▸ **Direction**: Return all of the entries word for word, but omit the pictures they contain.

— START Data supplied —

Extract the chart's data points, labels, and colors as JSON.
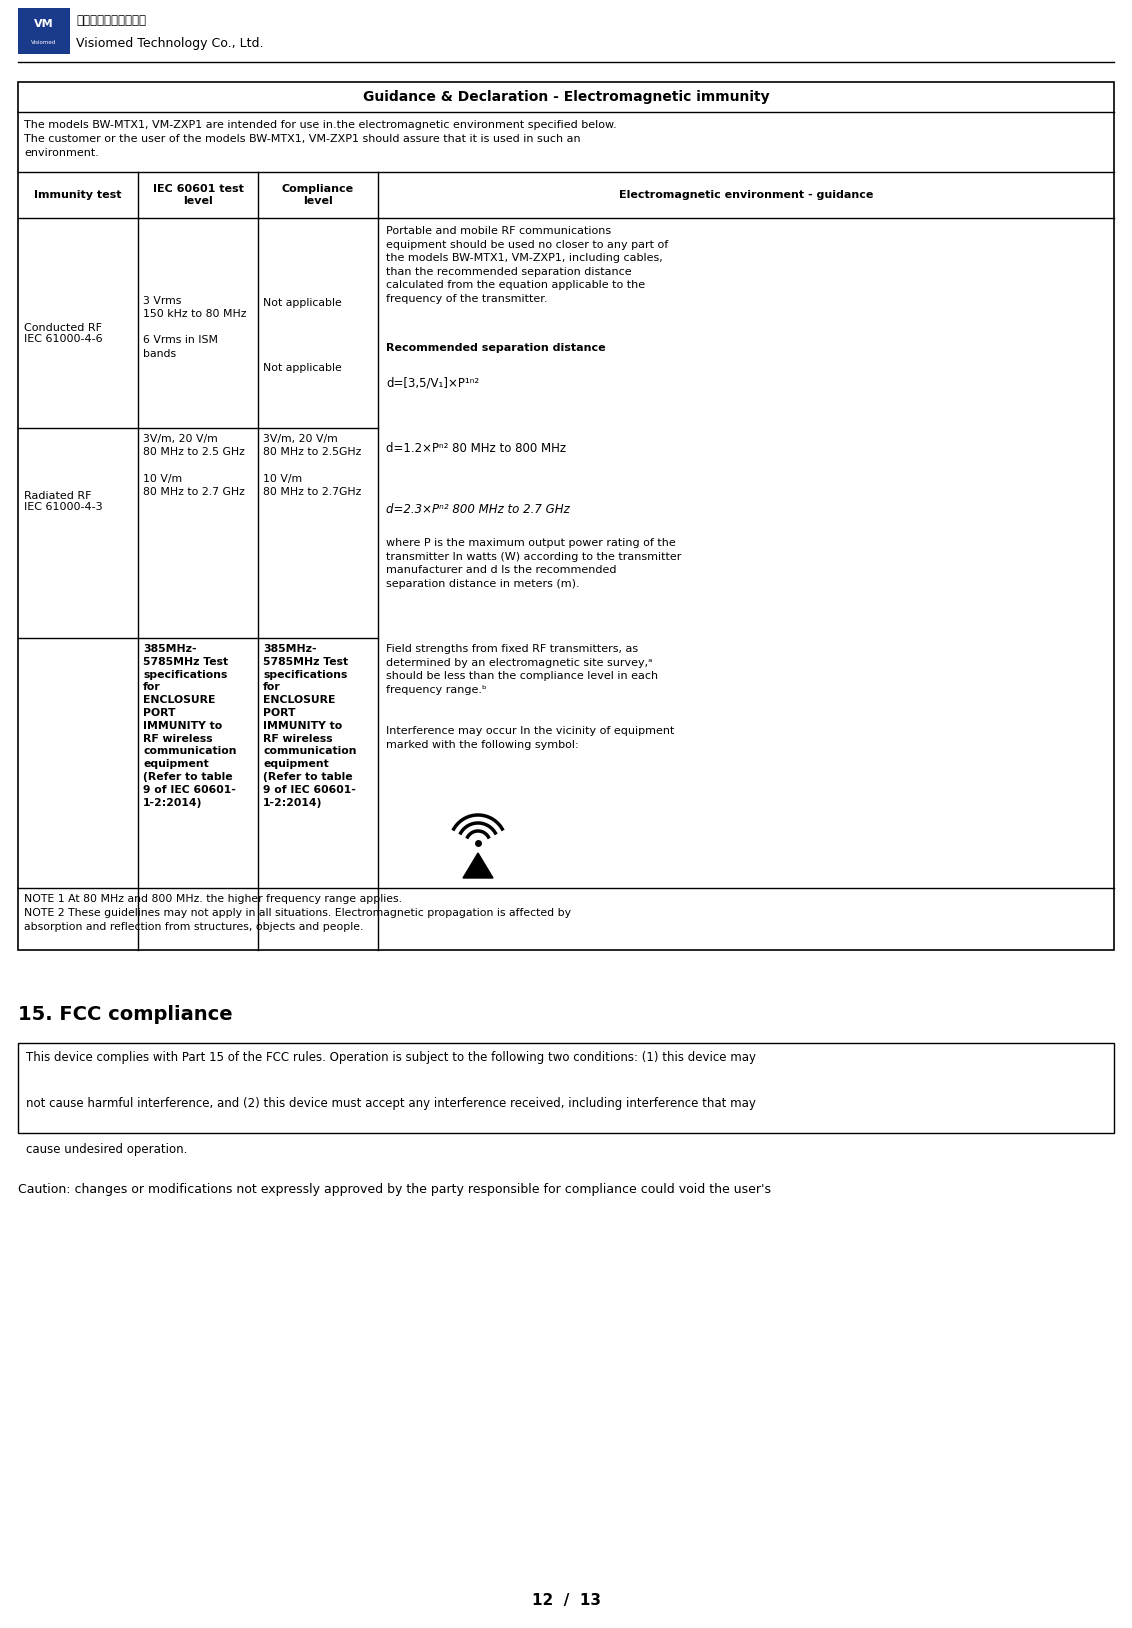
{
  "figsize": [
    11.32,
    16.28
  ],
  "dpi": 100,
  "bg_color": "#ffffff",
  "logo_box_color": "#1a3a8c",
  "company_chinese": "深圳理思科技有限公司",
  "company_english": "Visiomed Technology Co., Ltd.",
  "table_title": "Guidance & Declaration - Electromagnetic immunity",
  "table_intro": "The models BW-MTX1, VM-ZXP1 are intended for use in.the electromagnetic environment specified below.\nThe customer or the user of the models BW-MTX1, VM-ZXP1 should assure that it is used in such an\nenvironment.",
  "col_headers": [
    "Immunity test",
    "IEC 60601 test\nlevel",
    "Compliance\nlevel",
    "Electromagnetic environment - guidance"
  ],
  "note1": "NOTE 1 At 80 MHz and 800 MHz. the higher frequency range applies.",
  "note2": "NOTE 2 These guidelines may not apply in all situations. Electromagnetic propagation is affected by\nabsorption and reflection from structures, objects and people.",
  "section_title": "15. FCC compliance",
  "fcc_box_text": "This device complies with Part 15 of the FCC rules. Operation is subject to the following two conditions: (1) this device may\n\nnot cause harmful interference, and (2) this device must accept any interference received, including interference that may\n\ncause undesired operation.",
  "caution_text": "Caution: changes or modifications not expressly approved by the party responsible for compliance could void the user's",
  "page_num": "12  /  13"
}
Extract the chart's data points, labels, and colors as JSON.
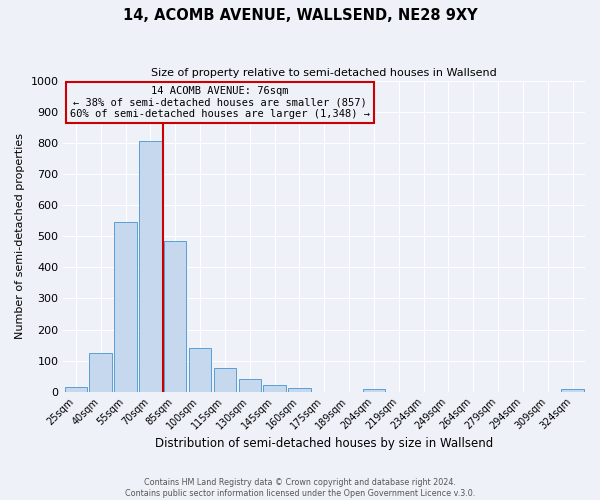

— END Data supplied —

▸ **Response**:
Extract the chart's data points, labels, and colors as JSON.
{
  "figsize": [
    11.32,
    16.28
  ],
  "dpi": 100,
  "bg_color": "#ffffff",
  "logo_box_color": "#1a3a8c",
  "company_chinese": "深圳理思科技有限公司",
  "company_english": "Visiomed Technology Co., Ltd.",
  "table_title": "Guidance & Declaration - Electromagnetic immunity",
  "table_intro": "The models BW-MTX1, VM-ZXP1 are intended for use in.the electromagnetic environment specified below.\nThe customer or the user of the models BW-MTX1, VM-ZXP1 should assure that it is used in such an\nenvironment.",
  "col_headers": [
    "Immunity test",
    "IEC 60601 test\nlevel",
    "Compliance\nlevel",
    "Electromagnetic environment - guidance"
  ],
  "note1": "NOTE 1 At 80 MHz and 800 MHz. the higher frequency range applies.",
  "note2": "NOTE 2 These guidelines may not apply in all situations. Electromagnetic propagation is affected by\nabsorption and reflection from structures, objects and people.",
  "section_title": "15. FCC compliance",
  "fcc_box_text": "This device complies with Part 15 of the FCC rules. Operation is subject to the following two conditions: (1) this device may\n\nnot cause harmful interference, and (2) this device must accept any interference received, including interference that may\n\ncause undesired operation.",
  "caution_text": "Caution: changes or modifications not expressly approved by the party responsible for compliance could void the user's",
  "page_num": "12  /  13"
}
Extract the chart's data points, labels, and colors as JSON.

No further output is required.